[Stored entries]

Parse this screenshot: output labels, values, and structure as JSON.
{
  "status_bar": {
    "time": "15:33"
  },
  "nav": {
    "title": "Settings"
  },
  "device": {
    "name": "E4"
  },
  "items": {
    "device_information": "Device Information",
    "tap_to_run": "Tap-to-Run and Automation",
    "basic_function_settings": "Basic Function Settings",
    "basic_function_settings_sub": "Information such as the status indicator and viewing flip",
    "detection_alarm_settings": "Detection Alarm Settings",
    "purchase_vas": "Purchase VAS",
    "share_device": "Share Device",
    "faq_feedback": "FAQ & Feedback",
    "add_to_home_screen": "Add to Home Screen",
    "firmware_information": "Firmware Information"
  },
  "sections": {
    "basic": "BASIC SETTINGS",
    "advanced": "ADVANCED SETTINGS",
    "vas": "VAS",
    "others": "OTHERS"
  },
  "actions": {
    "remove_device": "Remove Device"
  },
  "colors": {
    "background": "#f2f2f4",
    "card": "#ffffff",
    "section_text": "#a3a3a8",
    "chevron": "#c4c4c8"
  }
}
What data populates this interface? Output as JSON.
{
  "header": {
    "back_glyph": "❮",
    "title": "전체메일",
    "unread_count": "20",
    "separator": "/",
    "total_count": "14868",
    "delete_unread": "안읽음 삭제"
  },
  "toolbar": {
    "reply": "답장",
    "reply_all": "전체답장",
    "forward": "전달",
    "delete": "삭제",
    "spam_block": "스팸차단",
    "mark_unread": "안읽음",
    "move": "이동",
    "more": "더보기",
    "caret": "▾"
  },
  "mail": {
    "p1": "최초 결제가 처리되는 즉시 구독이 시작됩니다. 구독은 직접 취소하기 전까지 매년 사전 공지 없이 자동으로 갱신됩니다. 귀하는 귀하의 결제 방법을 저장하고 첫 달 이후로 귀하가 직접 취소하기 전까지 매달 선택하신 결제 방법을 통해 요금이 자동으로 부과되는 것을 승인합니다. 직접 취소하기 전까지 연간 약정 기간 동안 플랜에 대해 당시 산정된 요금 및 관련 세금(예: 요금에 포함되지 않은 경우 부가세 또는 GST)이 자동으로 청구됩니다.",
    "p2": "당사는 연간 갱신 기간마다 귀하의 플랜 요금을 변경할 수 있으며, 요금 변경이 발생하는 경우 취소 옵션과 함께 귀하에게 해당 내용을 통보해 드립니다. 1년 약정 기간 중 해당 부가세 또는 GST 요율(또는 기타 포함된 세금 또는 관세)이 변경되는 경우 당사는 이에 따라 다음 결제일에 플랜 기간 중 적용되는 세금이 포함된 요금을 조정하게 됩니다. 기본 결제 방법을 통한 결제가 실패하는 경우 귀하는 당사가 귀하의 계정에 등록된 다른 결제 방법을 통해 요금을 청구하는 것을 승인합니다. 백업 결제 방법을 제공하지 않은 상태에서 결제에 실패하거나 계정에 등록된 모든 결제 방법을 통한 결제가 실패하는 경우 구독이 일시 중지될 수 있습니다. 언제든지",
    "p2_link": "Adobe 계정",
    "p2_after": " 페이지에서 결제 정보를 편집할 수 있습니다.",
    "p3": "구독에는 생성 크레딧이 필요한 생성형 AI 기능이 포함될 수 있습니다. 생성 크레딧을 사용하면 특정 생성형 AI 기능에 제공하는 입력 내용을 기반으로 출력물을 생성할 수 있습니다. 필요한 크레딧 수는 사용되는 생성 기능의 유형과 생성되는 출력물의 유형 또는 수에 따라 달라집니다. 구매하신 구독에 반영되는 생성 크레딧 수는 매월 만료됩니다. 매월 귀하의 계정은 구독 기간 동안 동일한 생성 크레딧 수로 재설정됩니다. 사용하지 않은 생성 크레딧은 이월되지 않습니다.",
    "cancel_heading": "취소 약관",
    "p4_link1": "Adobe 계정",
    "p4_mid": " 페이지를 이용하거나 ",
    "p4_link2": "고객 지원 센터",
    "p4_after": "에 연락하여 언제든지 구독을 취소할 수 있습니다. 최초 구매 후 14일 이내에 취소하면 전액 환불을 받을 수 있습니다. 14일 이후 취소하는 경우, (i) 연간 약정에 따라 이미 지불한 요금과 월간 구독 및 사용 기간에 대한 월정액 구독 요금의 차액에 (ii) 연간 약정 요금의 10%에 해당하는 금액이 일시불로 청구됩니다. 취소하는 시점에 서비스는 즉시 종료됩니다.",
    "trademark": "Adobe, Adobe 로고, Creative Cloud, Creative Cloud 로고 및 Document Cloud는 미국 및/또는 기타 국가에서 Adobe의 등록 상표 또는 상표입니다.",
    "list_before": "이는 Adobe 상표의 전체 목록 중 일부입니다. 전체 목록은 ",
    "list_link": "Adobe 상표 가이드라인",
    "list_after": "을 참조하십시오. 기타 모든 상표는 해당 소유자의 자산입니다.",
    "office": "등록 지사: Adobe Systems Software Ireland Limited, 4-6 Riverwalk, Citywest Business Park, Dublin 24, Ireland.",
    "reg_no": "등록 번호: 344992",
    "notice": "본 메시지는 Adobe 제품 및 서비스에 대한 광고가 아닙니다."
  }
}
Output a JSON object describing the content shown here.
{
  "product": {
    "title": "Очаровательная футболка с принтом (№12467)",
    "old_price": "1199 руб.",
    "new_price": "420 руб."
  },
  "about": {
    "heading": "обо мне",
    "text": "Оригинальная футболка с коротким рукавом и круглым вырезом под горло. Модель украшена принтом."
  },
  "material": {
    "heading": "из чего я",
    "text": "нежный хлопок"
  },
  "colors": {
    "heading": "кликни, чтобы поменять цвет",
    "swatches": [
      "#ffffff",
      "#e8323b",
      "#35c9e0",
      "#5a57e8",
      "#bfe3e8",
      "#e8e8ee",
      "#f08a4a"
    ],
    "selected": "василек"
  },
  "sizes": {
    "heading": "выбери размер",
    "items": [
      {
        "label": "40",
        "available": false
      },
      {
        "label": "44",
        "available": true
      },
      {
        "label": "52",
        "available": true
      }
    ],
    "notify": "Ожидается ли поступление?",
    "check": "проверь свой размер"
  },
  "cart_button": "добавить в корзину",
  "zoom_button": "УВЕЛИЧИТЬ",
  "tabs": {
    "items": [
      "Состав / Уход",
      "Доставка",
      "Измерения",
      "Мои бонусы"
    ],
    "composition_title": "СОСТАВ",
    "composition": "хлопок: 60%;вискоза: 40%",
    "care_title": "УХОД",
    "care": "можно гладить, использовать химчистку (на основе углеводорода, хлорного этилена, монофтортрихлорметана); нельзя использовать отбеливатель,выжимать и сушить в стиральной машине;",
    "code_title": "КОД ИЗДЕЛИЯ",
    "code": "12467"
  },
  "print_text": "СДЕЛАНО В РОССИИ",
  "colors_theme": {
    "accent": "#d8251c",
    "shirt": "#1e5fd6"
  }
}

YOUR TASK:
Produce an exact copy of the lines from the one containing "Output a JSON" through the last line, and of nothing else.

WORKED SOLUTION:
Output a JSON object describing the content shown here.
{
  "product": {
    "title": "Очаровательная футболка с принтом (№12467)",
    "old_price": "1199 руб.",
    "new_price": "420 руб."
  },
  "about": {
    "heading": "обо мне",
    "text": "Оригинальная футболка с коротким рукавом и круглым вырезом под горло. Модель украшена принтом."
  },
  "material": {
    "heading": "из чего я",
    "text": "нежный хлопок"
  },
  "colors": {
    "heading": "кликни, чтобы поменять цвет",
    "swatches": [
      "#ffffff",
      "#e8323b",
      "#35c9e0",
      "#5a57e8",
      "#bfe3e8",
      "#e8e8ee",
      "#f08a4a"
    ],
    "selected": "василек"
  },
  "sizes": {
    "heading": "выбери размер",
    "items": [
      {
        "label": "40",
        "available": false
      },
      {
        "label": "44",
        "available": true
      },
      {
        "label": "52",
        "available": true
      }
    ],
    "notify": "Ожидается ли поступление?",
    "check": "проверь свой размер"
  },
  "cart_button": "добавить в корзину",
  "zoom_button": "УВЕЛИЧИТЬ",
  "tabs": {
    "items": [
      "Состав / Уход",
      "Доставка",
      "Измерения",
      "Мои бонусы"
    ],
    "composition_title": "СОСТАВ",
    "composition": "хлопок: 60%;вискоза: 40%",
    "care_title": "УХОД",
    "care": "можно гладить, использовать химчистку (на основе углеводорода, хлорного этилена, монофтортрихлорметана); нельзя использовать отбеливатель,выжимать и сушить в стиральной машине;",
    "code_title": "КОД ИЗДЕЛИЯ",
    "code": "12467"
  },
  "print_text": "СДЕЛАНО В РОССИИ",
  "colors_theme": {
    "accent": "#d8251c",
    "shirt": "#1e5fd6"
  }
}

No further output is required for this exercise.